WHAT YOU SHOULD DO:
In the data below, find each line containing the string "JSON" and return it.
— Begin PROVIDED DATA —
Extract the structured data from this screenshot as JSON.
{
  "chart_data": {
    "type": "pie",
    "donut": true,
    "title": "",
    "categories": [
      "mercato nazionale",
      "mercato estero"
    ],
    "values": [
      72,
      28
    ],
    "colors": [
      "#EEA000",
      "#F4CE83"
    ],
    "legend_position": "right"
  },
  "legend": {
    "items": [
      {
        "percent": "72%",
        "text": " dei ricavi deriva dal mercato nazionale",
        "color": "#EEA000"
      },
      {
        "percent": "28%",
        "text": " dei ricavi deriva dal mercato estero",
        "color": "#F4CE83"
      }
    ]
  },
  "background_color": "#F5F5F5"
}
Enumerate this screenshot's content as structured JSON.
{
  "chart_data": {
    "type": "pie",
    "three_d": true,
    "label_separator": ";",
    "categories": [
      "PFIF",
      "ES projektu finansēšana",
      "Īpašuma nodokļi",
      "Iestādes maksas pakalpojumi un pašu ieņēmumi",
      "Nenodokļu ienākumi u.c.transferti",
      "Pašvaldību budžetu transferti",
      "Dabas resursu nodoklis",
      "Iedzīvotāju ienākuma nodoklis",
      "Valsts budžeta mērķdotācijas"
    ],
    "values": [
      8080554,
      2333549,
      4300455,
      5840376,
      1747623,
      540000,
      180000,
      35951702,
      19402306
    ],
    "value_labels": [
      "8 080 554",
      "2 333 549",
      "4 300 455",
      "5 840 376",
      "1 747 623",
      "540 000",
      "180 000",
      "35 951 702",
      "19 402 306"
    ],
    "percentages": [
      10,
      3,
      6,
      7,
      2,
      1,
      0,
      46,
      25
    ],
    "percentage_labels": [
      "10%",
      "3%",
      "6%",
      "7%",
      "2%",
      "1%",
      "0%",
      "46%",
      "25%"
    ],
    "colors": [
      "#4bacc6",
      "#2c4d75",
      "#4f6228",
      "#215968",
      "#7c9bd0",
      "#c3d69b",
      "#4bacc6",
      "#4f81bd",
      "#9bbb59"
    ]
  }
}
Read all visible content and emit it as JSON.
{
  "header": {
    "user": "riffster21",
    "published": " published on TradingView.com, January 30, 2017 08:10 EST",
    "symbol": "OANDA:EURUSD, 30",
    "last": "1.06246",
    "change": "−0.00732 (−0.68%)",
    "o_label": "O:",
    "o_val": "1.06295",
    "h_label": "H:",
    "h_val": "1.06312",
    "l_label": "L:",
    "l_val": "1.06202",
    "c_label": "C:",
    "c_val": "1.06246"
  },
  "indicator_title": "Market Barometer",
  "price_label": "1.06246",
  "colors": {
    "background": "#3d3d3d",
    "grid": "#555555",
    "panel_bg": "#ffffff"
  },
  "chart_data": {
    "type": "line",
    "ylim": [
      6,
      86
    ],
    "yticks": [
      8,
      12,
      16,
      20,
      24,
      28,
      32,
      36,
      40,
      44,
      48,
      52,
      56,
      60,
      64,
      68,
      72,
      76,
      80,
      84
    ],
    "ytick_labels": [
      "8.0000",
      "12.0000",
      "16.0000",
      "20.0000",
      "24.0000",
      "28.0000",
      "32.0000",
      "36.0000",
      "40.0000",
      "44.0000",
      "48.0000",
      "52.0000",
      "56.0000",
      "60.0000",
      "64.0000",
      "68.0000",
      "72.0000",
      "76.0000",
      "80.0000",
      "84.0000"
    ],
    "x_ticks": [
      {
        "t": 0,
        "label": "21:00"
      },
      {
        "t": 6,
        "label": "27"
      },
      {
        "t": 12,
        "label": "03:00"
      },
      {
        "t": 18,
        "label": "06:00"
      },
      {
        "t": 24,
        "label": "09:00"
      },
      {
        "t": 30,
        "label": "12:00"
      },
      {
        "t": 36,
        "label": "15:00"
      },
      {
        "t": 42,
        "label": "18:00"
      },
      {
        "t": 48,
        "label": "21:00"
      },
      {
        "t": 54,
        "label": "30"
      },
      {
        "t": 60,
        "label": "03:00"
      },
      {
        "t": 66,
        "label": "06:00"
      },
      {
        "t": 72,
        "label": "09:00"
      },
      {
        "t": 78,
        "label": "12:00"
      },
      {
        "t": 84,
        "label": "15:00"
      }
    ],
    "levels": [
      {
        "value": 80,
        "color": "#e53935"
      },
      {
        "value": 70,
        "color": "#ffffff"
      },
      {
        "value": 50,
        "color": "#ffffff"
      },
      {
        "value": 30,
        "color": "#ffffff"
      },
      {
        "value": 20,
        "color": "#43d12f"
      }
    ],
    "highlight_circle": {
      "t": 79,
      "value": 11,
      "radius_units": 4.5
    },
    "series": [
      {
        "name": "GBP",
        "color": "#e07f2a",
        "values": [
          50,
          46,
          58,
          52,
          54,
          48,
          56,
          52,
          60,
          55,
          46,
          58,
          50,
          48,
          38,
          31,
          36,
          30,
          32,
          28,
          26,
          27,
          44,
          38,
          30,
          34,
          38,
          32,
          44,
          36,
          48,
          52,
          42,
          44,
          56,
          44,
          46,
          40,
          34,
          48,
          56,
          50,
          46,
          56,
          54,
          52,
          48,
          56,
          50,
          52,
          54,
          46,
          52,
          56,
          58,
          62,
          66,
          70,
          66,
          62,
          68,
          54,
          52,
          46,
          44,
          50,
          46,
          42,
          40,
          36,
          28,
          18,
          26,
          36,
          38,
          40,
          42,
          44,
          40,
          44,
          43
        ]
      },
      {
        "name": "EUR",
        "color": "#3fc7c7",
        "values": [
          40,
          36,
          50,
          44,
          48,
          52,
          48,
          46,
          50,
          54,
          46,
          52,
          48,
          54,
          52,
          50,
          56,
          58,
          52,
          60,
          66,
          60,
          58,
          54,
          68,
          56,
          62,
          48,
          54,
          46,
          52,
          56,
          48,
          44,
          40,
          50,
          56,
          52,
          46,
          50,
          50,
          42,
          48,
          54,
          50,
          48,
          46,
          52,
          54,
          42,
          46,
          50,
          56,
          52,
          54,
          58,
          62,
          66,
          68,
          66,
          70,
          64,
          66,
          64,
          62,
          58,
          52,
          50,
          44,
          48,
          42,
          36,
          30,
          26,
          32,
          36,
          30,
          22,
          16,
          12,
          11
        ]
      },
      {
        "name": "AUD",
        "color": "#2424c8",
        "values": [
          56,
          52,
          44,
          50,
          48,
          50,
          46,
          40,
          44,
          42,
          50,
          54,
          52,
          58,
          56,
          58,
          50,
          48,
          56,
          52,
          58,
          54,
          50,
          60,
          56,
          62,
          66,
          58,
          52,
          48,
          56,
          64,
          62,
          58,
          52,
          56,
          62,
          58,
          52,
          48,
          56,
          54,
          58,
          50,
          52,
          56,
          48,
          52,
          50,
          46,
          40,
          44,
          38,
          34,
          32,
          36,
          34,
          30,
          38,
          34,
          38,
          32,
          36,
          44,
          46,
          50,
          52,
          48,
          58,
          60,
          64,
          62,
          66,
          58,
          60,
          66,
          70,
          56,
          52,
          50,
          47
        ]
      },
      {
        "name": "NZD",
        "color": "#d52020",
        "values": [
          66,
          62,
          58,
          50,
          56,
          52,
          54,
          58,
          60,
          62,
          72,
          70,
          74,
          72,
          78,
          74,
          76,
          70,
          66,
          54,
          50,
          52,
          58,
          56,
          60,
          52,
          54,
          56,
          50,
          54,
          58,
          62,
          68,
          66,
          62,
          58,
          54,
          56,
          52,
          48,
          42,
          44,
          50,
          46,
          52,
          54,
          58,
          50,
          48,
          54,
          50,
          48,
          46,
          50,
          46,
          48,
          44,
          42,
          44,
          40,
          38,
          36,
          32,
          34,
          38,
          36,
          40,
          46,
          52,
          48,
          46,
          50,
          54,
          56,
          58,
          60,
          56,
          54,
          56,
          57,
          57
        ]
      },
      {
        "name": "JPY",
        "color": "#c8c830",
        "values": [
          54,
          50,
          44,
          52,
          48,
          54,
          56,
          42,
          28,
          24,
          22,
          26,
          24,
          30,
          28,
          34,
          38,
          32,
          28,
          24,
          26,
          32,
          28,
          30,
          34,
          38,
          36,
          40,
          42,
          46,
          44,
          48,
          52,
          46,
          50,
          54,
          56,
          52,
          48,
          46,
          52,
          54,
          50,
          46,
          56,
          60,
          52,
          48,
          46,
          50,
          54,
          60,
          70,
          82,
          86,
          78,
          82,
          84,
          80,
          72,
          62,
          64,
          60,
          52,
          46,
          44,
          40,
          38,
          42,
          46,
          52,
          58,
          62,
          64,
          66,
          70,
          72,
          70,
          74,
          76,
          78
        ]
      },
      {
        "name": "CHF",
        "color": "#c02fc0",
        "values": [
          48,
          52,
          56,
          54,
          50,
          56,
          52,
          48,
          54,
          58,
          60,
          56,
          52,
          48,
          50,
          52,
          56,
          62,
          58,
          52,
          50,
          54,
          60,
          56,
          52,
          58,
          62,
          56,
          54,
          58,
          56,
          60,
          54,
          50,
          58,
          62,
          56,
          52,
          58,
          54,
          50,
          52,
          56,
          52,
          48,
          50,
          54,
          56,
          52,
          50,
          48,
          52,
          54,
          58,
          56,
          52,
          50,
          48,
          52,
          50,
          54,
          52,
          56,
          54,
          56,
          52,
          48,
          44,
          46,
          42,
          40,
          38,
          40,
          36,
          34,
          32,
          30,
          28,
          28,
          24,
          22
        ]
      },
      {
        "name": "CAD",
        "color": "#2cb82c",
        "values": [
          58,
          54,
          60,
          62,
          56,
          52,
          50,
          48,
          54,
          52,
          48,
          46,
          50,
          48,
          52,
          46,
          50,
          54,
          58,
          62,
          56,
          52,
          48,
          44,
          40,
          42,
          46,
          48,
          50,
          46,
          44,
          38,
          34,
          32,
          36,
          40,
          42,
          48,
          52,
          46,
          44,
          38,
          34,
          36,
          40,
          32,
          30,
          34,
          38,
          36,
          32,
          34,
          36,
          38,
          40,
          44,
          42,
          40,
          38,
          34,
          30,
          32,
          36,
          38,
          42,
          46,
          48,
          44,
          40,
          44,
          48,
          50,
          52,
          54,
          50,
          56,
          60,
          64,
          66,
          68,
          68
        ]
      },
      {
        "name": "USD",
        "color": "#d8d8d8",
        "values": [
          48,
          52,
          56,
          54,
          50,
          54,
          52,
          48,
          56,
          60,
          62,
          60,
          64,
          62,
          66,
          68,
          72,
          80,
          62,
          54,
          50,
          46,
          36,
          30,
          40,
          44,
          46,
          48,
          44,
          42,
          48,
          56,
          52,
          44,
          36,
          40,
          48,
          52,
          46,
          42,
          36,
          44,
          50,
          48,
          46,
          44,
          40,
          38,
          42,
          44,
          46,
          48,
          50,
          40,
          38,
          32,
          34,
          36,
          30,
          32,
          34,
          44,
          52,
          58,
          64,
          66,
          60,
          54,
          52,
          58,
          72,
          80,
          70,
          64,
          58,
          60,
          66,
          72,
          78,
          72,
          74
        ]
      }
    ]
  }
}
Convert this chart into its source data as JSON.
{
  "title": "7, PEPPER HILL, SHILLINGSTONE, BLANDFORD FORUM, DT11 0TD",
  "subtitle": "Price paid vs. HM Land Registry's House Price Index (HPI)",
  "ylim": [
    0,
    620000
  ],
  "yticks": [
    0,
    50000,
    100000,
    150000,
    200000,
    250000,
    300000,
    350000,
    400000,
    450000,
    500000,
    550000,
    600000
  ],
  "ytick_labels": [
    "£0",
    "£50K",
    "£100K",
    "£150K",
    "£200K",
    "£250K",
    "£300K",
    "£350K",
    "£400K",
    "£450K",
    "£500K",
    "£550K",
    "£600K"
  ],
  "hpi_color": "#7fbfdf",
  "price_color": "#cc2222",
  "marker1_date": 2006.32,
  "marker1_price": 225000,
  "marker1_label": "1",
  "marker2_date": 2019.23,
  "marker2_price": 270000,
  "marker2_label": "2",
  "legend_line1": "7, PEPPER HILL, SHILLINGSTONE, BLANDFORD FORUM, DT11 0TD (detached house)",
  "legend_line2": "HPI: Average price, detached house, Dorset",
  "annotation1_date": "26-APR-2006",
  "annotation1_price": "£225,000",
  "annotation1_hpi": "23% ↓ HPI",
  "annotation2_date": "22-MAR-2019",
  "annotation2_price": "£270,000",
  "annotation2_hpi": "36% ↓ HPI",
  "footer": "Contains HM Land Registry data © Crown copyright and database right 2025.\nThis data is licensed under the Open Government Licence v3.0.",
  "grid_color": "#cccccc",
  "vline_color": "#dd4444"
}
— End PROVIDED DATA —
TASK RESPONSE:
Extract the structured data from this screenshot as JSON.
Enumerate this screenshot's content as structured JSON.
Read all visible content and emit it as JSON.
Convert this chart into its source data as JSON.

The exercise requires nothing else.